--- What the task requires ---
The listing below should be printed exactly, every line of it. Skip the pictures.

--- Record list ---
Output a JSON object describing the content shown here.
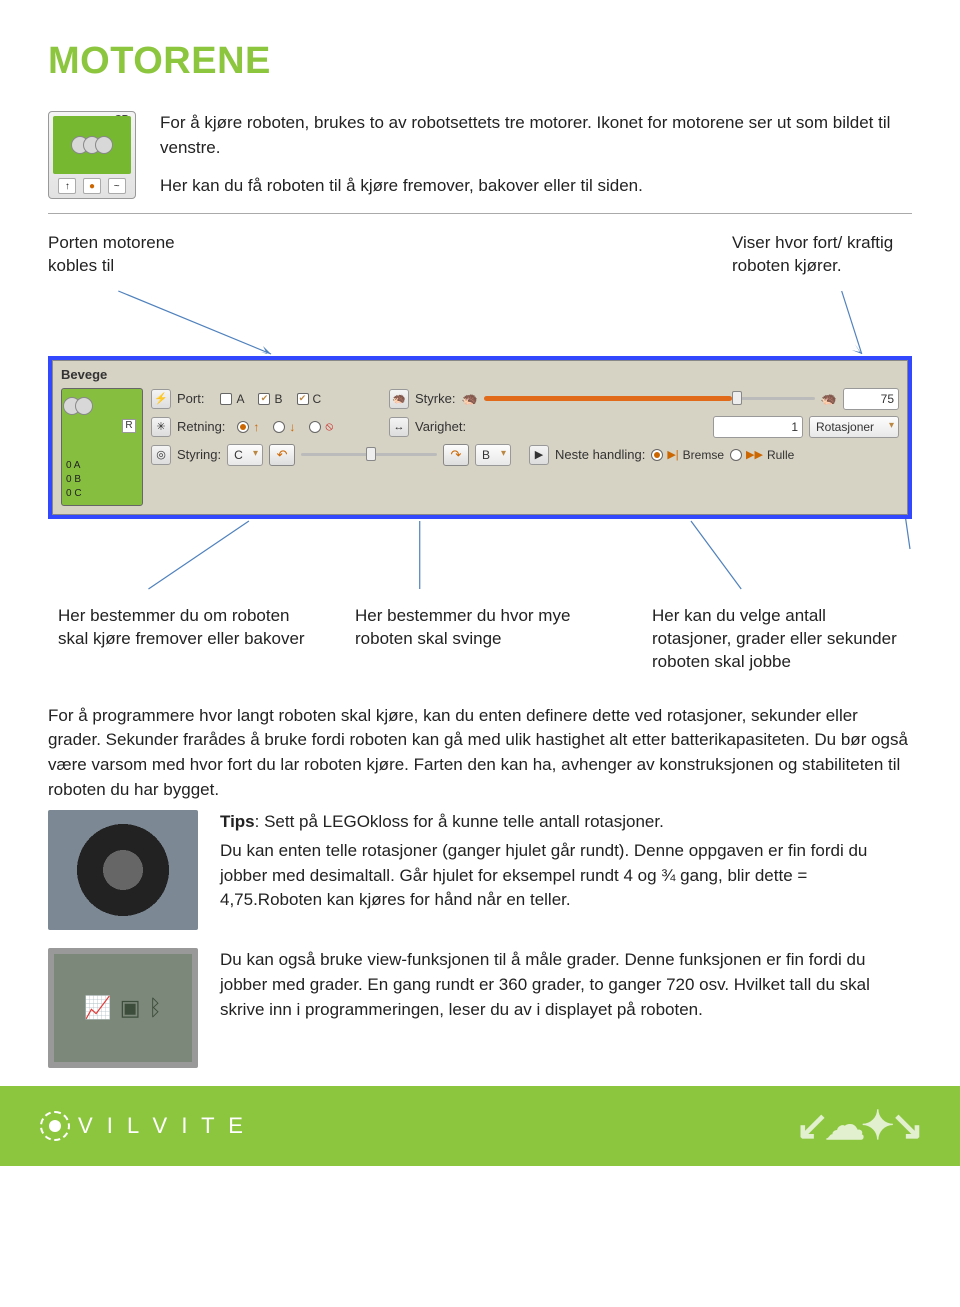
{
  "title": "MOTORENE",
  "intro": {
    "p1": "For å kjøre roboten, brukes to av robotsettets tre motorer. Ikonet for motorene ser ut som bildet til venstre.",
    "p2": "Her kan du få roboten til å kjøre fremover, bakover eller til siden."
  },
  "motor_icon": {
    "corner_label": "CB",
    "bottom_icons": [
      "↑",
      "●",
      "~"
    ]
  },
  "callouts_top": {
    "left": "Porten motorene kobles til",
    "right": "Viser hvor fort/ kraftig  roboten kjører."
  },
  "panel": {
    "name": "Bevege",
    "rows": {
      "port": {
        "label": "Port:",
        "options": [
          {
            "label": "A",
            "checked": false
          },
          {
            "label": "B",
            "checked": true
          },
          {
            "label": "C",
            "checked": true
          }
        ]
      },
      "styrke": {
        "label": "Styrke:",
        "value": "75",
        "fill_pct": 75
      },
      "retning": {
        "label": "Retning:",
        "selected_index": 0,
        "options": [
          "↑",
          "↓",
          "⦸"
        ]
      },
      "varighet": {
        "label": "Varighet:",
        "value": "1",
        "unit": "Rotasjoner"
      },
      "styring": {
        "label": "Styring:",
        "left_port": "C",
        "right_port": "B",
        "thumb_pct": 50
      },
      "neste": {
        "label": "Neste handling:",
        "options": [
          {
            "label": "Bremse",
            "icon": "▶|",
            "selected": true
          },
          {
            "label": "Rulle",
            "icon": "▶▶",
            "selected": false
          }
        ]
      }
    },
    "side": {
      "r_label": "R",
      "ports": [
        "0  A",
        "0  B",
        "0  C"
      ]
    }
  },
  "callouts_bottom": {
    "left": "Her bestemmer du om roboten skal kjøre fremover eller bakover",
    "mid": "Her bestemmer du hvor mye roboten skal svinge",
    "right": "Her kan du velge antall rotasjoner, grader eller sekunder roboten skal jobbe"
  },
  "body_paragraph": "For å programmere hvor langt roboten skal kjøre, kan du enten definere dette ved rotasjoner, sekunder eller grader. Sekunder frarådes å bruke fordi roboten kan gå med ulik hastighet alt etter batterikapasiteten. Du bør også være varsom med hvor fort du lar roboten kjøre. Farten den kan ha, avhenger av konstruksjonen og stabiliteten til roboten du har bygget.",
  "tips1": {
    "label": "Tips",
    "line1": ": Sett på LEGOkloss for å kunne telle antall rotasjoner.",
    "p2": "Du kan enten telle rotasjoner (ganger hjulet går rundt). Denne oppgaven er fin fordi du jobber med desimaltall. Går hjulet for eksempel rundt 4 og ¾ gang, blir dette = 4,75.Roboten kan kjøres for hånd når en teller."
  },
  "tips2": {
    "p": "Du kan også bruke view-funksjonen til å måle grader. Denne funksjonen er fin fordi du jobber med grader. En gang rundt er 360 grader, to ganger 720 osv. Hvilket tall du skal skrive inn i programmeringen, leser du av i displayet på roboten."
  },
  "footer_logo": "V I L V I T E"
}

--- Result for this task ---
Output a JSON object describing the content shown here.
{
  "title": "MOTORENE",
  "intro": {
    "p1": "For å kjøre roboten, brukes to av robotsettets tre motorer. Ikonet for motorene ser ut som bildet til venstre.",
    "p2": "Her kan du få roboten til å kjøre fremover, bakover eller til siden."
  },
  "motor_icon": {
    "corner_label": "CB",
    "bottom_icons": [
      "↑",
      "●",
      "~"
    ]
  },
  "callouts_top": {
    "left": "Porten motorene kobles til",
    "right": "Viser hvor fort/ kraftig  roboten kjører."
  },
  "panel": {
    "name": "Bevege",
    "rows": {
      "port": {
        "label": "Port:",
        "options": [
          {
            "label": "A",
            "checked": false
          },
          {
            "label": "B",
            "checked": true
          },
          {
            "label": "C",
            "checked": true
          }
        ]
      },
      "styrke": {
        "label": "Styrke:",
        "value": "75",
        "fill_pct": 75
      },
      "retning": {
        "label": "Retning:",
        "selected_index": 0,
        "options": [
          "↑",
          "↓",
          "⦸"
        ]
      },
      "varighet": {
        "label": "Varighet:",
        "value": "1",
        "unit": "Rotasjoner"
      },
      "styring": {
        "label": "Styring:",
        "left_port": "C",
        "right_port": "B",
        "thumb_pct": 50
      },
      "neste": {
        "label": "Neste handling:",
        "options": [
          {
            "label": "Bremse",
            "icon": "▶|",
            "selected": true
          },
          {
            "label": "Rulle",
            "icon": "▶▶",
            "selected": false
          }
        ]
      }
    },
    "side": {
      "r_label": "R",
      "ports": [
        "0  A",
        "0  B",
        "0  C"
      ]
    }
  },
  "callouts_bottom": {
    "left": "Her bestemmer du om roboten skal kjøre fremover eller bakover",
    "mid": "Her bestemmer du hvor mye roboten skal svinge",
    "right": "Her kan du velge antall rotasjoner, grader eller sekunder roboten skal jobbe"
  },
  "body_paragraph": "For å programmere hvor langt roboten skal kjøre, kan du enten definere dette ved rotasjoner, sekunder eller grader. Sekunder frarådes å bruke fordi roboten kan gå med ulik hastighet alt etter batterikapasiteten. Du bør også være varsom med hvor fort du lar roboten kjøre. Farten den kan ha, avhenger av konstruksjonen og stabiliteten til roboten du har bygget.",
  "tips1": {
    "label": "Tips",
    "line1": ": Sett på LEGOkloss for å kunne telle antall rotasjoner.",
    "p2": "Du kan enten telle rotasjoner (ganger hjulet går rundt). Denne oppgaven er fin fordi du jobber med desimaltall. Går hjulet for eksempel rundt 4 og ¾ gang, blir dette = 4,75.Roboten kan kjøres for hånd når en teller."
  },
  "tips2": {
    "p": "Du kan også bruke view-funksjonen til å måle grader. Denne funksjonen er fin fordi du jobber med grader. En gang rundt er 360 grader, to ganger 720 osv. Hvilket tall du skal skrive inn i programmeringen, leser du av i displayet på roboten."
  },
  "footer_logo": "V I L V I T E"
}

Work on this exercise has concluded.